Dataset records:
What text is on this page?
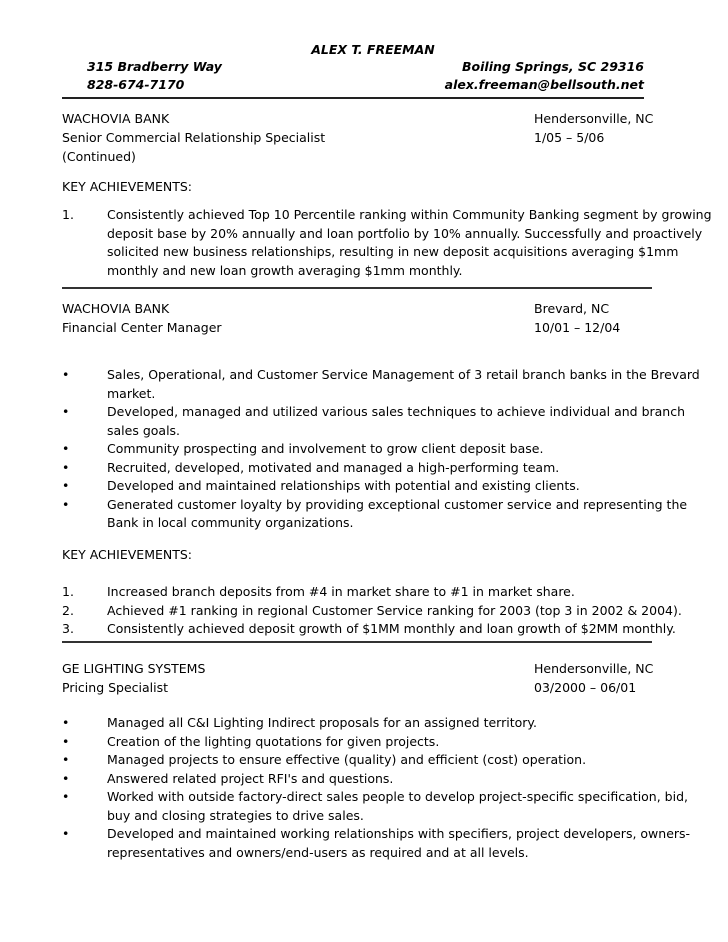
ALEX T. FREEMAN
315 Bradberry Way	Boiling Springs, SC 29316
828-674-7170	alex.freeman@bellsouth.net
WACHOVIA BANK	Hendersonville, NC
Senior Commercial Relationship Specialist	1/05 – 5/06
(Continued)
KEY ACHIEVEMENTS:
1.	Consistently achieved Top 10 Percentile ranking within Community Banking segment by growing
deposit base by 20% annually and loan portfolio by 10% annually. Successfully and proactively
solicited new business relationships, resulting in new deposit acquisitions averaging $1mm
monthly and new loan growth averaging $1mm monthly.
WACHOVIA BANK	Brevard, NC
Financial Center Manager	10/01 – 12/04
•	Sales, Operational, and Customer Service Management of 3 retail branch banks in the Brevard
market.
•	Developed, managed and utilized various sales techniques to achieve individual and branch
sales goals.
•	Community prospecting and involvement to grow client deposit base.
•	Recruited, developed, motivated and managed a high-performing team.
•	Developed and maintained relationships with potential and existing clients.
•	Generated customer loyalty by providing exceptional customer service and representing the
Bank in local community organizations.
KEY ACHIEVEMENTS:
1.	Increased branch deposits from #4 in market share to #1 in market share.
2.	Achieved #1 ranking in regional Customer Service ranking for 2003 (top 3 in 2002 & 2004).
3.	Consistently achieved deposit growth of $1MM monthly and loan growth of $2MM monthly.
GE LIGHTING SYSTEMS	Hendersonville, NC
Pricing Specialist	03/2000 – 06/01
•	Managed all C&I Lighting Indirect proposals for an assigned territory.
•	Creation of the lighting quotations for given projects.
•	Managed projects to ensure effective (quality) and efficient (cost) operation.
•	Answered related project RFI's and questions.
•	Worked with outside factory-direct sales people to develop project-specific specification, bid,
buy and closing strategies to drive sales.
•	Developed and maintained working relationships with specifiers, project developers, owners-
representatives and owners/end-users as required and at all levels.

---

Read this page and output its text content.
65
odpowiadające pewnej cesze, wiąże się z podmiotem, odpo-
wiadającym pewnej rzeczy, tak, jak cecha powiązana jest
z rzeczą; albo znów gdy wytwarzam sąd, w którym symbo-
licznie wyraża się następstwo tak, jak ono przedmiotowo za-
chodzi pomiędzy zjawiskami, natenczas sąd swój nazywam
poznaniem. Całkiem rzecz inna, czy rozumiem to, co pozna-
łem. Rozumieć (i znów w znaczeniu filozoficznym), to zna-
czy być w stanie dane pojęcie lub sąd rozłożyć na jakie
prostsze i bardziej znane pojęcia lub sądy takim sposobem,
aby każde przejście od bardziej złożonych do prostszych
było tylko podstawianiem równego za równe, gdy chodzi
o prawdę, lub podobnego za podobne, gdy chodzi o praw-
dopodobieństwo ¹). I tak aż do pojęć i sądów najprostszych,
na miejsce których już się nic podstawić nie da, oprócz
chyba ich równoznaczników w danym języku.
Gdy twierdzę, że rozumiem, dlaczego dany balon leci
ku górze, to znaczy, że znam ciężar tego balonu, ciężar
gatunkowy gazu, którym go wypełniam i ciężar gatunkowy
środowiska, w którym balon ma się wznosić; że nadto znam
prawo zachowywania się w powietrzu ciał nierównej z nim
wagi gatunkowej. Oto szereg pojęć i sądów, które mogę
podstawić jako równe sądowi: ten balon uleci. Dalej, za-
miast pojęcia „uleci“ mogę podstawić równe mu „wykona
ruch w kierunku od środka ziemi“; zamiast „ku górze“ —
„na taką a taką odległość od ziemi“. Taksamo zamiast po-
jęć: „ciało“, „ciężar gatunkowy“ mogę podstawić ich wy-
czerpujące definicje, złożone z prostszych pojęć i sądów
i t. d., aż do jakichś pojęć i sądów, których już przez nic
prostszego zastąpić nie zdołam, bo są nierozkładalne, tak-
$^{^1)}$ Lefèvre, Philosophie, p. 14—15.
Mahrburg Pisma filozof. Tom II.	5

==

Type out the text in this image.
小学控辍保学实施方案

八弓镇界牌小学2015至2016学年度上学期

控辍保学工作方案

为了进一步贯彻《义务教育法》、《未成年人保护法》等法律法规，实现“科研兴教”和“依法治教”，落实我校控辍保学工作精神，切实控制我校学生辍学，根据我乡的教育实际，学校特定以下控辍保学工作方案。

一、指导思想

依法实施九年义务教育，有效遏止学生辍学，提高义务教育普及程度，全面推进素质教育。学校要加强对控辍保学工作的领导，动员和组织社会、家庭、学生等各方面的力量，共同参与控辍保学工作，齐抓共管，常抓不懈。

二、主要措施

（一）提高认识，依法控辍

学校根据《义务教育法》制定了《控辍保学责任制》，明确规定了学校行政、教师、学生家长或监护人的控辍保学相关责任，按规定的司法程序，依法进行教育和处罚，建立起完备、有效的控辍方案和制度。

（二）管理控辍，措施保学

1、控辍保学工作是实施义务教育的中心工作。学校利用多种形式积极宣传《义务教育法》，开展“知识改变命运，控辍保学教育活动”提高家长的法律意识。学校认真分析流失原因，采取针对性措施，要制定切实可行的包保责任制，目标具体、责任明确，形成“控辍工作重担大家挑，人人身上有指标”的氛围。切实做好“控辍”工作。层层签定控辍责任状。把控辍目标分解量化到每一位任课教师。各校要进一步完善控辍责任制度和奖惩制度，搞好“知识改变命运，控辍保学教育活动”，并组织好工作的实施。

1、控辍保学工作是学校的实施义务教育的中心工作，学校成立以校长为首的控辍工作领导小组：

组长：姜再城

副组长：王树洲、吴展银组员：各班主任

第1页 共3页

**Direction**
Check each line of the listing above for the string "bardziej", then report only how many lines have it.

**Result for this exercise**
2